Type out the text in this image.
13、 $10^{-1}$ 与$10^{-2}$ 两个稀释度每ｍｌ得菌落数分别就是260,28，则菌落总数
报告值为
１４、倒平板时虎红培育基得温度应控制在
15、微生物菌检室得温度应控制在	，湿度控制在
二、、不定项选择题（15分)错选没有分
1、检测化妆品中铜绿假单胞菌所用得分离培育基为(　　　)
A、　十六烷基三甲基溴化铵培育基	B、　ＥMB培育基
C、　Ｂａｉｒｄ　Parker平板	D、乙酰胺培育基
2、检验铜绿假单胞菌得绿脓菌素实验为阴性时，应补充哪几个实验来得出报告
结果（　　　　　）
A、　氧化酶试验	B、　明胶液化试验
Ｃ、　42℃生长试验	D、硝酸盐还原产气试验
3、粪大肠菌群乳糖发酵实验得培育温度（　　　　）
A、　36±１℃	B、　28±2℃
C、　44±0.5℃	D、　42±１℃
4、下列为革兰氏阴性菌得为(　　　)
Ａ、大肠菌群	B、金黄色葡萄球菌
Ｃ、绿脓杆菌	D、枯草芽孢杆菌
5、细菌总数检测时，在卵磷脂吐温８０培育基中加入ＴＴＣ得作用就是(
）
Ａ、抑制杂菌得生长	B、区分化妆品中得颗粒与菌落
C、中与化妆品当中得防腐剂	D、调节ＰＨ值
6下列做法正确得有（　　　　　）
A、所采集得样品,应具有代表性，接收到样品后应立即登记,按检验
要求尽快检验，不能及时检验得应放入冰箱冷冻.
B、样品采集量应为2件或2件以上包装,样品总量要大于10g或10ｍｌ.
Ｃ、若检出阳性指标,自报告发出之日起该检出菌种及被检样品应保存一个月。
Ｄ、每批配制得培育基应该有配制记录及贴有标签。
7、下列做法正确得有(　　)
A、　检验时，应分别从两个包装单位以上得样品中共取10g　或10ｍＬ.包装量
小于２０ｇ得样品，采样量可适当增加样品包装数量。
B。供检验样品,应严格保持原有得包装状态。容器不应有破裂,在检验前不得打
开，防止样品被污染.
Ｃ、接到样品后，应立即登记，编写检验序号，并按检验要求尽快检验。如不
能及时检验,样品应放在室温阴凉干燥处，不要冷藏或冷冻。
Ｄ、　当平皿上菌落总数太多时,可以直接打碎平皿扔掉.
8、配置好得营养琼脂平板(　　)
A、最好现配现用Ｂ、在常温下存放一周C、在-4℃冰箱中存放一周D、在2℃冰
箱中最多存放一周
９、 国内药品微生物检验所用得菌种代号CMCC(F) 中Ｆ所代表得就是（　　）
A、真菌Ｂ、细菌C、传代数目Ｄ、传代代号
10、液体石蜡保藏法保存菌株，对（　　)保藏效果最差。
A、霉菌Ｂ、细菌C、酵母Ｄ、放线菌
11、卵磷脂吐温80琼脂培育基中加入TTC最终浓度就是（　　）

........

*The problem*:
Can you give every line above again, exactly as written?

*Task result*:
Type out the text in this image.
13、 $10^{-1}$ 与$10^{-2}$ 两个稀释度每ｍｌ得菌落数分别就是260,28，则菌落总数
报告值为
１４、倒平板时虎红培育基得温度应控制在
15、微生物菌检室得温度应控制在	，湿度控制在
二、、不定项选择题（15分)错选没有分
1、检测化妆品中铜绿假单胞菌所用得分离培育基为(　　　)
A、　十六烷基三甲基溴化铵培育基	B、　ＥMB培育基
C、　Ｂａｉｒｄ　Parker平板	D、乙酰胺培育基
2、检验铜绿假单胞菌得绿脓菌素实验为阴性时，应补充哪几个实验来得出报告
结果（　　　　　）
A、　氧化酶试验	B、　明胶液化试验
Ｃ、　42℃生长试验	D、硝酸盐还原产气试验
3、粪大肠菌群乳糖发酵实验得培育温度（　　　　）
A、　36±１℃	B、　28±2℃
C、　44±0.5℃	D、　42±１℃
4、下列为革兰氏阴性菌得为(　　　)
Ａ、大肠菌群	B、金黄色葡萄球菌
Ｃ、绿脓杆菌	D、枯草芽孢杆菌
5、细菌总数检测时，在卵磷脂吐温８０培育基中加入ＴＴＣ得作用就是(
）
Ａ、抑制杂菌得生长	B、区分化妆品中得颗粒与菌落
C、中与化妆品当中得防腐剂	D、调节ＰＨ值
6下列做法正确得有（　　　　　）
A、所采集得样品,应具有代表性，接收到样品后应立即登记,按检验
要求尽快检验，不能及时检验得应放入冰箱冷冻.
B、样品采集量应为2件或2件以上包装,样品总量要大于10g或10ｍｌ.
Ｃ、若检出阳性指标,自报告发出之日起该检出菌种及被检样品应保存一个月。
Ｄ、每批配制得培育基应该有配制记录及贴有标签。
7、下列做法正确得有(　　)
A、　检验时，应分别从两个包装单位以上得样品中共取10g　或10ｍＬ.包装量
小于２０ｇ得样品，采样量可适当增加样品包装数量。
B。供检验样品,应严格保持原有得包装状态。容器不应有破裂,在检验前不得打
开，防止样品被污染.
Ｃ、接到样品后，应立即登记，编写检验序号，并按检验要求尽快检验。如不
能及时检验,样品应放在室温阴凉干燥处，不要冷藏或冷冻。
Ｄ、　当平皿上菌落总数太多时,可以直接打碎平皿扔掉.
8、配置好得营养琼脂平板(　　)
A、最好现配现用Ｂ、在常温下存放一周C、在-4℃冰箱中存放一周D、在2℃冰
箱中最多存放一周
９、 国内药品微生物检验所用得菌种代号CMCC(F) 中Ｆ所代表得就是（　　）
A、真菌Ｂ、细菌C、传代数目Ｄ、传代代号
10、液体石蜡保藏法保存菌株，对（　　)保藏效果最差。
A、霉菌Ｂ、细菌C、酵母Ｄ、放线菌
11、卵磷脂吐温80琼脂培育基中加入TTC最终浓度就是（　　）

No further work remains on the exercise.